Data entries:
___

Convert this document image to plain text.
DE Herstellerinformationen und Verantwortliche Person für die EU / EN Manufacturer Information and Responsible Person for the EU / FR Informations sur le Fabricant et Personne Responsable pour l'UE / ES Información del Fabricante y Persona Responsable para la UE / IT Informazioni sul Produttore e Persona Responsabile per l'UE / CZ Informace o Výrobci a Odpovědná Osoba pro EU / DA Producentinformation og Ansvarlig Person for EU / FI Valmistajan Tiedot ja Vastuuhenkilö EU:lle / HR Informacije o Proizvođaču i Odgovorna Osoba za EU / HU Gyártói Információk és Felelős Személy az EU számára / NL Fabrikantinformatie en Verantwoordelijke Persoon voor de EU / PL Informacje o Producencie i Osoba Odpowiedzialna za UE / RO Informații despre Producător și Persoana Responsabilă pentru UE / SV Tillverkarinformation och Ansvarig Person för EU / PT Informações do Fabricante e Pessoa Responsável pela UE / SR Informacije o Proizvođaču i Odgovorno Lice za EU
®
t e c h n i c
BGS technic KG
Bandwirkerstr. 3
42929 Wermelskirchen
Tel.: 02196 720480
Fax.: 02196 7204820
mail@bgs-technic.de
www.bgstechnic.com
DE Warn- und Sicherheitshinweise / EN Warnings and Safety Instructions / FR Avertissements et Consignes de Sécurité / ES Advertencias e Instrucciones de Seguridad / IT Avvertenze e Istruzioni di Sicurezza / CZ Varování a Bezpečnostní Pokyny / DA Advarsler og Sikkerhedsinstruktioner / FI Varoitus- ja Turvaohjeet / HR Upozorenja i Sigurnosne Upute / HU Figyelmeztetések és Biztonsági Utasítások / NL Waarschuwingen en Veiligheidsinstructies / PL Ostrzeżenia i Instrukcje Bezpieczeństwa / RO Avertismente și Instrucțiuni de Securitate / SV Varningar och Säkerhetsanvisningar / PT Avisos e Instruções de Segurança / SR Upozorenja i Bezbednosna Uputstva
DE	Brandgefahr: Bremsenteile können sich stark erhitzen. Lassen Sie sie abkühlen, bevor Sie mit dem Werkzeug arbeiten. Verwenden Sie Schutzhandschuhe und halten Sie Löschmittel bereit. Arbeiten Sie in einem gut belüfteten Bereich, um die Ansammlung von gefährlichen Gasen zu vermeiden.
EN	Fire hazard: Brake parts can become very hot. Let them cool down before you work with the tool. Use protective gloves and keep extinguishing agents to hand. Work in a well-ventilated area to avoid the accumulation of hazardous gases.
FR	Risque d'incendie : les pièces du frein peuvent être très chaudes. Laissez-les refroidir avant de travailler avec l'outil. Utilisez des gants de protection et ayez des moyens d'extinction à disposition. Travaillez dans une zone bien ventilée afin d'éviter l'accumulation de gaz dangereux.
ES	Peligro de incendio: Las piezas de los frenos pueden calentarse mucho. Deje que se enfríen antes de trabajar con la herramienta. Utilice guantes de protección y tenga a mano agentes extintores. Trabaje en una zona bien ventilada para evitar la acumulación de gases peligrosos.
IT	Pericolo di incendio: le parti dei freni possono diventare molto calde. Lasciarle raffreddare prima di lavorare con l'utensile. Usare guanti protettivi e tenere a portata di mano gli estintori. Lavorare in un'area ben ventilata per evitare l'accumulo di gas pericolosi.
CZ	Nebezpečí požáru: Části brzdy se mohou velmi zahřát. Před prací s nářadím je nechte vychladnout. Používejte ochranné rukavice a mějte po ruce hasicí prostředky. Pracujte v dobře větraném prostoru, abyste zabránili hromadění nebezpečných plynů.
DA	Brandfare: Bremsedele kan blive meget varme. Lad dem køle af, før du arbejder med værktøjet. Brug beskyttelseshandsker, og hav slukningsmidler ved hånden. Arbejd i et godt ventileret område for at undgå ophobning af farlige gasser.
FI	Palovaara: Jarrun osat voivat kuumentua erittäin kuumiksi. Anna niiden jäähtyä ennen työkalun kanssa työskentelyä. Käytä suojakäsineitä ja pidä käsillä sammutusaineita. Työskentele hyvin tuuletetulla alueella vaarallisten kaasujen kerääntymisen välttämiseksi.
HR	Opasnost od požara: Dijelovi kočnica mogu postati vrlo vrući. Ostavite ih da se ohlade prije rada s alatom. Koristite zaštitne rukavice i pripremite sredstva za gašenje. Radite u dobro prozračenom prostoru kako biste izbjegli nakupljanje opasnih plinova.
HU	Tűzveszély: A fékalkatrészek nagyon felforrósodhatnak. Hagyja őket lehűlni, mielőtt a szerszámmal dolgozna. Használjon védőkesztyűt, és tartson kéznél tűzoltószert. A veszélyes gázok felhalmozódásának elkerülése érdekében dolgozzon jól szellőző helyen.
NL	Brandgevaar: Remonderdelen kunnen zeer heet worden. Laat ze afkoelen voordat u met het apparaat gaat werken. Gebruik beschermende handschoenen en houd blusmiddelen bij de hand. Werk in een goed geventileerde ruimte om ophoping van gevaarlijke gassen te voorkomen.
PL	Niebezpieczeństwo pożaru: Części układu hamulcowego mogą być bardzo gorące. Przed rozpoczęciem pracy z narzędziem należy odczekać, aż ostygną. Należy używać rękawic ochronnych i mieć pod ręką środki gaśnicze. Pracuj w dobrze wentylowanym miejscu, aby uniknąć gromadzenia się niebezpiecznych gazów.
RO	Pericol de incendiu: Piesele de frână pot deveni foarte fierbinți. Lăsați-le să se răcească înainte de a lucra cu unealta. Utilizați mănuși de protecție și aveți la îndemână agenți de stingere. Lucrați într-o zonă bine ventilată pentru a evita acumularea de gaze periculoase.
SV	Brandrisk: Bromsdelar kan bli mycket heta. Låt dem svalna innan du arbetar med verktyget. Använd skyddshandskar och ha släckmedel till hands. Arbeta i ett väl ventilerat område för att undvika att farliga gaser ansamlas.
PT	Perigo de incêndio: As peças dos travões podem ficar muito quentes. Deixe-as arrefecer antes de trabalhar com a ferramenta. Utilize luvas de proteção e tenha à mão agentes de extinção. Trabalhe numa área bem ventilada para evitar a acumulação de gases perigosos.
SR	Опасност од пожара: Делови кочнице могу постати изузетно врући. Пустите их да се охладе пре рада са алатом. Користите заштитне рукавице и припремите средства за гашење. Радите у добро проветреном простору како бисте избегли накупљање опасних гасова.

___

- EXERCISE -
All records above must be set down exactly, please.

- EXERCISE ANSWER -
Convert this document image to plain text.
DE Herstellerinformationen und Verantwortliche Person für die EU / EN Manufacturer Information and Responsible Person for the EU / FR Informations sur le Fabricant et Personne Responsable pour l'UE / ES Información del Fabricante y Persona Responsable para la UE / IT Informazioni sul Produttore e Persona Responsabile per l'UE / CZ Informace o Výrobci a Odpovědná Osoba pro EU / DA Producentinformation og Ansvarlig Person for EU / FI Valmistajan Tiedot ja Vastuuhenkilö EU:lle / HR Informacije o Proizvođaču i Odgovorna Osoba za EU / HU Gyártói Információk és Felelős Személy az EU számára / NL Fabrikantinformatie en Verantwoordelijke Persoon voor de EU / PL Informacje o Producencie i Osoba Odpowiedzialna za UE / RO Informații despre Producător și Persoana Responsabilă pentru UE / SV Tillverkarinformation och Ansvarig Person för EU / PT Informações do Fabricante e Pessoa Responsável pela UE / SR Informacije o Proizvođaču i Odgovorno Lice za EU
®
t e c h n i c
BGS technic KG
Bandwirkerstr. 3
42929 Wermelskirchen
Tel.: 02196 720480
Fax.: 02196 7204820
mail@bgs-technic.de
www.bgstechnic.com
DE Warn- und Sicherheitshinweise / EN Warnings and Safety Instructions / FR Avertissements et Consignes de Sécurité / ES Advertencias e Instrucciones de Seguridad / IT Avvertenze e Istruzioni di Sicurezza / CZ Varování a Bezpečnostní Pokyny / DA Advarsler og Sikkerhedsinstruktioner / FI Varoitus- ja Turvaohjeet / HR Upozorenja i Sigurnosne Upute / HU Figyelmeztetések és Biztonsági Utasítások / NL Waarschuwingen en Veiligheidsinstructies / PL Ostrzeżenia i Instrukcje Bezpieczeństwa / RO Avertismente și Instrucțiuni de Securitate / SV Varningar och Säkerhetsanvisningar / PT Avisos e Instruções de Segurança / SR Upozorenja i Bezbednosna Uputstva
DE	Brandgefahr: Bremsenteile können sich stark erhitzen. Lassen Sie sie abkühlen, bevor Sie mit dem Werkzeug arbeiten. Verwenden Sie Schutzhandschuhe und halten Sie Löschmittel bereit. Arbeiten Sie in einem gut belüfteten Bereich, um die Ansammlung von gefährlichen Gasen zu vermeiden.
EN	Fire hazard: Brake parts can become very hot. Let them cool down before you work with the tool. Use protective gloves and keep extinguishing agents to hand. Work in a well-ventilated area to avoid the accumulation of hazardous gases.
FR	Risque d'incendie : les pièces du frein peuvent être très chaudes. Laissez-les refroidir avant de travailler avec l'outil. Utilisez des gants de protection et ayez des moyens d'extinction à disposition. Travaillez dans une zone bien ventilée afin d'éviter l'accumulation de gaz dangereux.
ES	Peligro de incendio: Las piezas de los frenos pueden calentarse mucho. Deje que se enfríen antes de trabajar con la herramienta. Utilice guantes de protección y tenga a mano agentes extintores. Trabaje en una zona bien ventilada para evitar la acumulación de gases peligrosos.
IT	Pericolo di incendio: le parti dei freni possono diventare molto calde. Lasciarle raffreddare prima di lavorare con l'utensile. Usare guanti protettivi e tenere a portata di mano gli estintori. Lavorare in un'area ben ventilata per evitare l'accumulo di gas pericolosi.
CZ	Nebezpečí požáru: Části brzdy se mohou velmi zahřát. Před prací s nářadím je nechte vychladnout. Používejte ochranné rukavice a mějte po ruce hasicí prostředky. Pracujte v dobře větraném prostoru, abyste zabránili hromadění nebezpečných plynů.
DA	Brandfare: Bremsedele kan blive meget varme. Lad dem køle af, før du arbejder med værktøjet. Brug beskyttelseshandsker, og hav slukningsmidler ved hånden. Arbejd i et godt ventileret område for at undgå ophobning af farlige gasser.
FI	Palovaara: Jarrun osat voivat kuumentua erittäin kuumiksi. Anna niiden jäähtyä ennen työkalun kanssa työskentelyä. Käytä suojakäsineitä ja pidä käsillä sammutusaineita. Työskentele hyvin tuuletetulla alueella vaarallisten kaasujen kerääntymisen välttämiseksi.
HR	Opasnost od požara: Dijelovi kočnica mogu postati vrlo vrući. Ostavite ih da se ohlade prije rada s alatom. Koristite zaštitne rukavice i pripremite sredstva za gašenje. Radite u dobro prozračenom prostoru kako biste izbjegli nakupljanje opasnih plinova.
HU	Tűzveszély: A fékalkatrészek nagyon felforrósodhatnak. Hagyja őket lehűlni, mielőtt a szerszámmal dolgozna. Használjon védőkesztyűt, és tartson kéznél tűzoltószert. A veszélyes gázok felhalmozódásának elkerülése érdekében dolgozzon jól szellőző helyen.
NL	Brandgevaar: Remonderdelen kunnen zeer heet worden. Laat ze afkoelen voordat u met het apparaat gaat werken. Gebruik beschermende handschoenen en houd blusmiddelen bij de hand. Werk in een goed geventileerde ruimte om ophoping van gevaarlijke gassen te voorkomen.
PL	Niebezpieczeństwo pożaru: Części układu hamulcowego mogą być bardzo gorące. Przed rozpoczęciem pracy z narzędziem należy odczekać, aż ostygną. Należy używać rękawic ochronnych i mieć pod ręką środki gaśnicze. Pracuj w dobrze wentylowanym miejscu, aby uniknąć gromadzenia się niebezpiecznych gazów.
RO	Pericol de incendiu: Piesele de frână pot deveni foarte fierbinți. Lăsați-le să se răcească înainte de a lucra cu unealta. Utilizați mănuși de protecție și aveți la îndemână agenți de stingere. Lucrați într-o zonă bine ventilată pentru a evita acumularea de gaze periculoase.
SV	Brandrisk: Bromsdelar kan bli mycket heta. Låt dem svalna innan du arbetar med verktyget. Använd skyddshandskar och ha släckmedel till hands. Arbeta i ett väl ventilerat område för att undvika att farliga gaser ansamlas.
PT	Perigo de incêndio: As peças dos travões podem ficar muito quentes. Deixe-as arrefecer antes de trabalhar com a ferramenta. Utilize luvas de proteção e tenha à mão agentes de extinção. Trabalhe numa área bem ventilada para evitar a acumulação de gases perigosos.
SR	Опасност од пожара: Делови кочнице могу постати изузетно врући. Пустите их да се охладе пре рада са алатом. Користите заштитне рукавице и припремите средства за гашење. Радите у добро проветреном простору како бисте избегли накупљање опасних гасова.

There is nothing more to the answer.